_Entries shown:_
'''

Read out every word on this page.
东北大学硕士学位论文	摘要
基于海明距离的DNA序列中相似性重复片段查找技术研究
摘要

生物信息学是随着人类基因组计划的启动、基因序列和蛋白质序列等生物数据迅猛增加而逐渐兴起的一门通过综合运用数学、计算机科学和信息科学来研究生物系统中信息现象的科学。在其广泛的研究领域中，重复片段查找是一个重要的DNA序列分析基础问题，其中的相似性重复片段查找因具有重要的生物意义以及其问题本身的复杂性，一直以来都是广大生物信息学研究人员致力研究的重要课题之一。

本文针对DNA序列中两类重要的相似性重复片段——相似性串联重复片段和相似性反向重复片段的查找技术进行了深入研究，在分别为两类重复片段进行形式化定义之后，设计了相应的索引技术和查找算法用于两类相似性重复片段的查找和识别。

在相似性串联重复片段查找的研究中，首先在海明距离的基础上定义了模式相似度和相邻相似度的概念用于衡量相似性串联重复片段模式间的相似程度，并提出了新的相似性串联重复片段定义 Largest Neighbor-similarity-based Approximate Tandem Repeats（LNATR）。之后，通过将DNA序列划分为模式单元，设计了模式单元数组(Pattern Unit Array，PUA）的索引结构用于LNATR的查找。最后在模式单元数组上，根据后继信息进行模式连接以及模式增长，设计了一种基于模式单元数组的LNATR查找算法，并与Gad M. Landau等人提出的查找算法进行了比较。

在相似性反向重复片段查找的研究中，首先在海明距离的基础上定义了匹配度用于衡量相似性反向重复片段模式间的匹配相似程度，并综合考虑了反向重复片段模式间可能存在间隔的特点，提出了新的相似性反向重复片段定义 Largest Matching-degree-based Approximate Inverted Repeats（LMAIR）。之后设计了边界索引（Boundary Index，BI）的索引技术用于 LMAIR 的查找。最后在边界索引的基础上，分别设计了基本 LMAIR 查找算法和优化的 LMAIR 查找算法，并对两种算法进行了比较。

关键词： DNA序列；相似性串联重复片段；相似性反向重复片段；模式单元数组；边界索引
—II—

'''

_Work to complete:_ Copy all of the data. Keep every word exactly as it is.

_Expected answer:_
Read out every word on this page.
东北大学硕士学位论文	摘要
基于海明距离的DNA序列中相似性重复片段查找技术研究
摘要

生物信息学是随着人类基因组计划的启动、基因序列和蛋白质序列等生物数据迅猛增加而逐渐兴起的一门通过综合运用数学、计算机科学和信息科学来研究生物系统中信息现象的科学。在其广泛的研究领域中，重复片段查找是一个重要的DNA序列分析基础问题，其中的相似性重复片段查找因具有重要的生物意义以及其问题本身的复杂性，一直以来都是广大生物信息学研究人员致力研究的重要课题之一。

本文针对DNA序列中两类重要的相似性重复片段——相似性串联重复片段和相似性反向重复片段的查找技术进行了深入研究，在分别为两类重复片段进行形式化定义之后，设计了相应的索引技术和查找算法用于两类相似性重复片段的查找和识别。

在相似性串联重复片段查找的研究中，首先在海明距离的基础上定义了模式相似度和相邻相似度的概念用于衡量相似性串联重复片段模式间的相似程度，并提出了新的相似性串联重复片段定义 Largest Neighbor-similarity-based Approximate Tandem Repeats（LNATR）。之后，通过将DNA序列划分为模式单元，设计了模式单元数组(Pattern Unit Array，PUA）的索引结构用于LNATR的查找。最后在模式单元数组上，根据后继信息进行模式连接以及模式增长，设计了一种基于模式单元数组的LNATR查找算法，并与Gad M. Landau等人提出的查找算法进行了比较。

在相似性反向重复片段查找的研究中，首先在海明距离的基础上定义了匹配度用于衡量相似性反向重复片段模式间的匹配相似程度，并综合考虑了反向重复片段模式间可能存在间隔的特点，提出了新的相似性反向重复片段定义 Largest Matching-degree-based Approximate Inverted Repeats（LMAIR）。之后设计了边界索引（Boundary Index，BI）的索引技术用于 LMAIR 的查找。最后在边界索引的基础上，分别设计了基本 LMAIR 查找算法和优化的 LMAIR 查找算法，并对两种算法进行了比较。

关键词： DNA序列；相似性串联重复片段；相似性反向重复片段；模式单元数组；边界索引
—II—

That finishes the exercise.